**Part of a data file**

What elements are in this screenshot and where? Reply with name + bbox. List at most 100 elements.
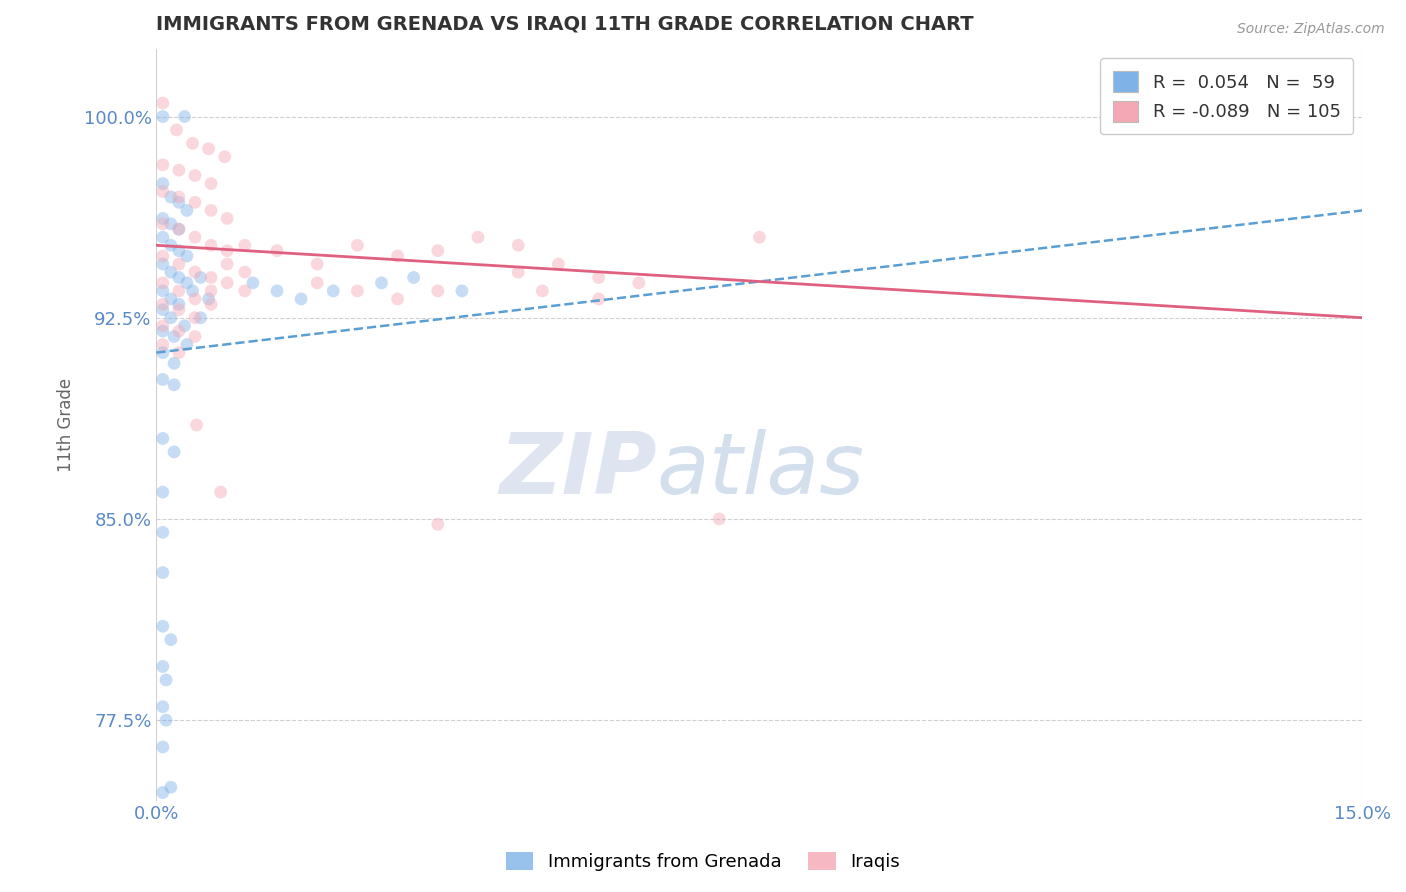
Point — [307, 257, 329, 271]
Text: IMMIGRANTS FROM GRENADA VS IRAQI 11TH GRADE CORRELATION CHART: IMMIGRANTS FROM GRENADA VS IRAQI 11TH GR… — [156, 15, 974, 34]
Point — [426, 284, 449, 298]
Point — [242, 276, 264, 290]
Point — [163, 445, 186, 459]
Point — [167, 163, 190, 178]
Point — [167, 302, 190, 317]
Point — [627, 276, 650, 290]
Point — [160, 265, 183, 279]
Y-axis label: 11th Grade: 11th Grade — [58, 378, 75, 472]
Text: atlas: atlas — [657, 428, 865, 512]
Point — [160, 310, 183, 325]
Point — [167, 190, 190, 204]
Point — [209, 485, 232, 500]
Text: ZIP: ZIP — [499, 428, 657, 512]
Point — [163, 329, 186, 343]
Point — [200, 238, 222, 252]
Point — [508, 265, 530, 279]
Point — [167, 297, 190, 311]
Point — [307, 276, 329, 290]
Point — [402, 270, 425, 285]
Point — [152, 699, 174, 714]
Point — [214, 150, 236, 164]
Point — [167, 324, 190, 338]
Text: Source: ZipAtlas.com: Source: ZipAtlas.com — [1237, 22, 1385, 37]
Point — [152, 659, 174, 673]
Point — [709, 512, 731, 526]
Point — [184, 310, 207, 325]
Point — [184, 169, 207, 183]
Point — [173, 318, 195, 333]
Point — [233, 284, 256, 298]
Point — [167, 244, 190, 258]
Point — [167, 222, 190, 236]
Point — [451, 284, 474, 298]
Point — [547, 257, 569, 271]
Point — [184, 292, 207, 306]
Point — [508, 238, 530, 252]
Point — [152, 525, 174, 540]
Point — [197, 292, 219, 306]
Point — [152, 284, 174, 298]
Point — [167, 345, 190, 359]
Point — [531, 284, 554, 298]
Point — [152, 211, 174, 226]
Point — [426, 244, 449, 258]
Point — [233, 265, 256, 279]
Point — [163, 377, 186, 392]
Point — [152, 110, 174, 124]
Point — [346, 238, 368, 252]
Point — [152, 786, 174, 800]
Point — [200, 270, 222, 285]
Point — [152, 177, 174, 191]
Point — [200, 297, 222, 311]
Point — [181, 136, 204, 151]
Point — [467, 230, 489, 244]
Point — [152, 337, 174, 351]
Point — [152, 302, 174, 317]
Point — [173, 110, 195, 124]
Point — [217, 211, 239, 226]
Point — [190, 270, 212, 285]
Point — [217, 244, 239, 258]
Point — [152, 432, 174, 446]
Point — [181, 284, 204, 298]
Point — [387, 249, 409, 263]
Point — [370, 276, 392, 290]
Point — [387, 292, 409, 306]
Point — [217, 276, 239, 290]
Point — [152, 566, 174, 580]
Point — [346, 284, 368, 298]
Point — [200, 177, 222, 191]
Point — [426, 517, 449, 532]
Point — [588, 270, 610, 285]
Point — [176, 203, 198, 218]
Point — [152, 96, 174, 111]
Point — [266, 284, 288, 298]
Point — [167, 257, 190, 271]
Point — [166, 123, 188, 137]
Point — [176, 249, 198, 263]
Point — [176, 276, 198, 290]
Point — [152, 297, 174, 311]
Point — [184, 195, 207, 210]
Point — [176, 337, 198, 351]
Point — [197, 142, 219, 156]
Legend: Immigrants from Grenada, Iraqis: Immigrants from Grenada, Iraqis — [499, 845, 907, 879]
Point — [160, 632, 183, 647]
Point — [152, 249, 174, 263]
Legend: R =  0.054   N =  59, R = -0.089   N = 105: R = 0.054 N = 59, R = -0.089 N = 105 — [1101, 59, 1354, 135]
Point — [290, 292, 312, 306]
Point — [190, 310, 212, 325]
Point — [163, 356, 186, 370]
Point — [152, 739, 174, 754]
Point — [184, 265, 207, 279]
Point — [152, 276, 174, 290]
Point — [152, 230, 174, 244]
Point — [167, 270, 190, 285]
Point — [152, 485, 174, 500]
Point — [160, 238, 183, 252]
Point — [186, 417, 208, 432]
Point — [200, 284, 222, 298]
Point — [152, 257, 174, 271]
Point — [160, 190, 183, 204]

**WHAT IS EXPECTED**
Format every line of the records above as a JSON list of strings, one string per line, with blank lines and pictures left out.

**RESPONSE FOR THIS EXERCISE**
[
  "What elements are in this screenshot and where? Reply with name + bbox. List at most 100 elements.",
  "Point — [307, 257, 329, 271]",
  "Text: IMMIGRANTS FROM GRENADA VS IRAQI 11TH GRADE CORRELATION CHART: IMMIGRANTS FROM GRENADA VS IRAQI 11TH GR… — [156, 15, 974, 34]",
  "Point — [426, 284, 449, 298]",
  "Point — [242, 276, 264, 290]",
  "Point — [163, 445, 186, 459]",
  "Point — [167, 163, 190, 178]",
  "Point — [167, 302, 190, 317]",
  "Point — [627, 276, 650, 290]",
  "Point — [160, 265, 183, 279]",
  "Y-axis label: 11th Grade: 11th Grade — [58, 378, 75, 472]",
  "Text: atlas: atlas — [657, 428, 865, 512]",
  "Point — [160, 310, 183, 325]",
  "Point — [167, 190, 190, 204]",
  "Point — [209, 485, 232, 500]",
  "Text: ZIP: ZIP — [499, 428, 657, 512]",
  "Point — [163, 329, 186, 343]",
  "Point — [200, 238, 222, 252]",
  "Point — [508, 265, 530, 279]",
  "Point — [167, 297, 190, 311]",
  "Point — [307, 276, 329, 290]",
  "Point — [402, 270, 425, 285]",
  "Point — [152, 699, 174, 714]",
  "Point — [214, 150, 236, 164]",
  "Point — [167, 324, 190, 338]",
  "Text: Source: ZipAtlas.com: Source: ZipAtlas.com — [1237, 22, 1385, 37]",
  "Point — [152, 659, 174, 673]",
  "Point — [709, 512, 731, 526]",
  "Point — [184, 310, 207, 325]",
  "Point — [184, 169, 207, 183]",
  "Point — [173, 318, 195, 333]",
  "Point — [233, 284, 256, 298]",
  "Point — [167, 244, 190, 258]",
  "Point — [167, 222, 190, 236]",
  "Point — [451, 284, 474, 298]",
  "Point — [547, 257, 569, 271]",
  "Point — [184, 292, 207, 306]",
  "Point — [508, 238, 530, 252]",
  "Point — [152, 525, 174, 540]",
  "Point — [197, 292, 219, 306]",
  "Point — [152, 284, 174, 298]",
  "Point — [167, 345, 190, 359]",
  "Point — [531, 284, 554, 298]",
  "Point — [152, 211, 174, 226]",
  "Point — [426, 244, 449, 258]",
  "Point — [233, 265, 256, 279]",
  "Point — [163, 377, 186, 392]",
  "Point — [152, 110, 174, 124]",
  "Point — [346, 238, 368, 252]",
  "Point — [152, 786, 174, 800]",
  "Point — [200, 270, 222, 285]",
  "Point — [152, 177, 174, 191]",
  "Point — [200, 297, 222, 311]",
  "Point — [181, 136, 204, 151]",
  "Point — [467, 230, 489, 244]",
  "Point — [152, 337, 174, 351]",
  "Point — [152, 302, 174, 317]",
  "Point — [173, 110, 195, 124]",
  "Point — [217, 211, 239, 226]",
  "Point — [190, 270, 212, 285]",
  "Point — [217, 244, 239, 258]",
  "Point — [152, 432, 174, 446]",
  "Point — [181, 284, 204, 298]",
  "Point — [387, 249, 409, 263]",
  "Point — [370, 276, 392, 290]",
  "Point — [387, 292, 409, 306]",
  "Point — [217, 276, 239, 290]",
  "Point — [152, 566, 174, 580]",
  "Point — [346, 284, 368, 298]",
  "Point — [200, 177, 222, 191]",
  "Point — [426, 517, 449, 532]",
  "Point — [588, 270, 610, 285]",
  "Point — [176, 203, 198, 218]",
  "Point — [152, 96, 174, 111]",
  "Point — [266, 284, 288, 298]",
  "Point — [167, 257, 190, 271]",
  "Point — [166, 123, 188, 137]",
  "Point — [176, 249, 198, 263]",
  "Point — [176, 276, 198, 290]",
  "Point — [152, 297, 174, 311]",
  "Point — [184, 195, 207, 210]",
  "Point — [176, 337, 198, 351]",
  "Point — [197, 142, 219, 156]",
  "Legend: Immigrants from Grenada, Iraqis: Immigrants from Grenada, Iraqis — [499, 845, 907, 879]",
  "Point — [160, 632, 183, 647]",
  "Point — [152, 249, 174, 263]",
  "Legend: R =  0.054   N =  59, R = -0.089   N = 105: R = 0.054 N = 59, R = -0.089 N = 105 — [1101, 59, 1354, 135]",
  "Point — [290, 292, 312, 306]",
  "Point — [190, 310, 212, 325]",
  "Point — [163, 356, 186, 370]",
  "Point — [152, 739, 174, 754]",
  "Point — [184, 265, 207, 279]",
  "Point — [152, 276, 174, 290]",
  "Point — [152, 230, 174, 244]",
  "Point — [167, 270, 190, 285]",
  "Point — [152, 485, 174, 500]",
  "Point — [160, 238, 183, 252]",
  "Point — [186, 417, 208, 432]",
  "Point — [200, 284, 222, 298]",
  "Point — [152, 257, 174, 271]",
  "Point — [160, 190, 183, 204]"
]